((
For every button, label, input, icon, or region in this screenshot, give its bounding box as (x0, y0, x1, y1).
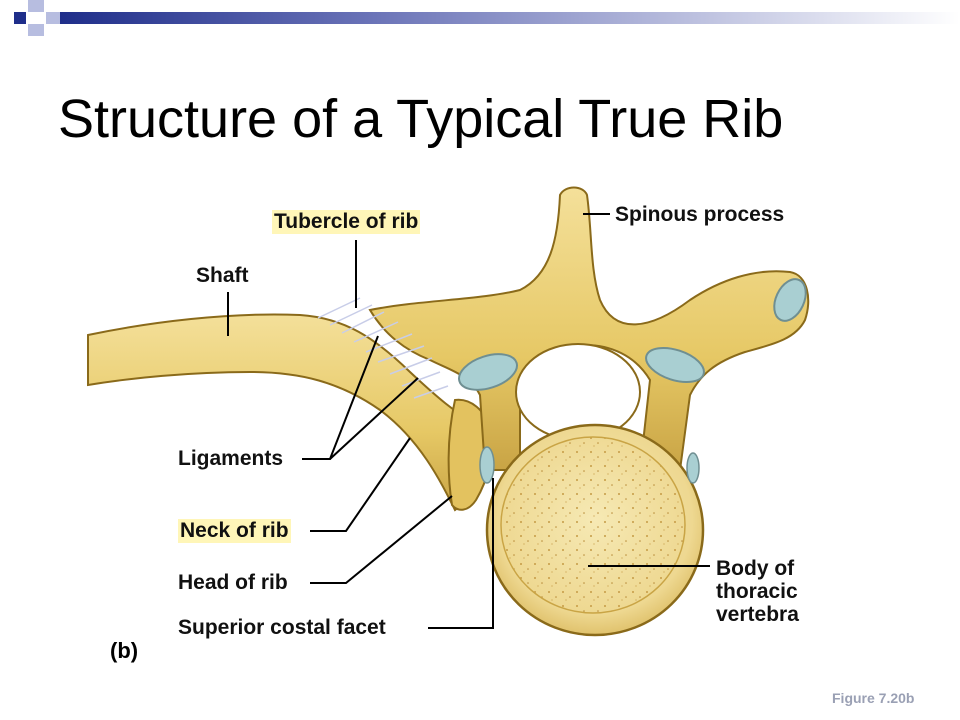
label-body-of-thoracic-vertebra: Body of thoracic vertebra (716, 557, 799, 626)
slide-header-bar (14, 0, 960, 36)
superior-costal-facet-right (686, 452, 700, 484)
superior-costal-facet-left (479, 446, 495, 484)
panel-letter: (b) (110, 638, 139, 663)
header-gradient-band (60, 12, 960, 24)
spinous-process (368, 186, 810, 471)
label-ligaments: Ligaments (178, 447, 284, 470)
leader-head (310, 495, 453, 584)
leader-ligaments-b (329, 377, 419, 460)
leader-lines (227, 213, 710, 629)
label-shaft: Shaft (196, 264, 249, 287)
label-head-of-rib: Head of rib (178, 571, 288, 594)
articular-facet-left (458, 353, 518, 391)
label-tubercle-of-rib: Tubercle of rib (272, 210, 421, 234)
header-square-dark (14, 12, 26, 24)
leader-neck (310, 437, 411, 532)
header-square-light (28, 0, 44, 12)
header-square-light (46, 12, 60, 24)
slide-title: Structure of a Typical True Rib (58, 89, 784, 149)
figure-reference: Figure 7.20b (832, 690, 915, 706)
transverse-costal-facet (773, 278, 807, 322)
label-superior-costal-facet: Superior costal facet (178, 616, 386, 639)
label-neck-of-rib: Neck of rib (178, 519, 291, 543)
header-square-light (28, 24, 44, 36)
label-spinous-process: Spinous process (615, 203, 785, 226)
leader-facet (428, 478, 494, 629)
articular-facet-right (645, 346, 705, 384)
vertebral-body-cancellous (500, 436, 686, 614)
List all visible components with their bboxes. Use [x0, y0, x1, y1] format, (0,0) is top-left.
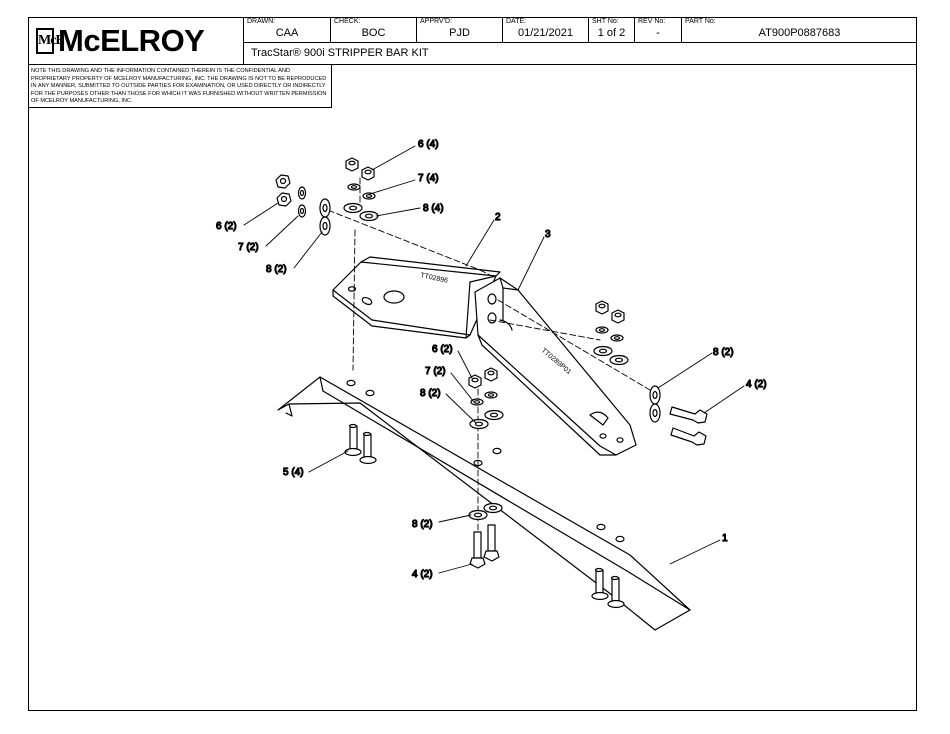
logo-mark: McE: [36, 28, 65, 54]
))
### Exercise goal
Convert the data, from the start through the line containing "panel-letter: (b) (110, 638, 139, 663)", into a two-column CSV with the columns instruction and response. Each row should hold an instruction and its answer, each in one quoted field with line breaks replaced by spaces, and the pictures should be left out.

### Worked solution
instruction,response
"For every button, label, input, icon, or region in this screenshot, give its bounding box as (x0, y0, x1, y1).","label-body-of-thoracic-vertebra: Body of thoracic vertebra (716, 557, 799, 626) slide-header-bar (14, 0, 960, 36) superior-costal-facet-right (686, 452, 700, 484) superior-costal-facet-left (479, 446, 495, 484) panel-letter: (b) (110, 638, 139, 663)"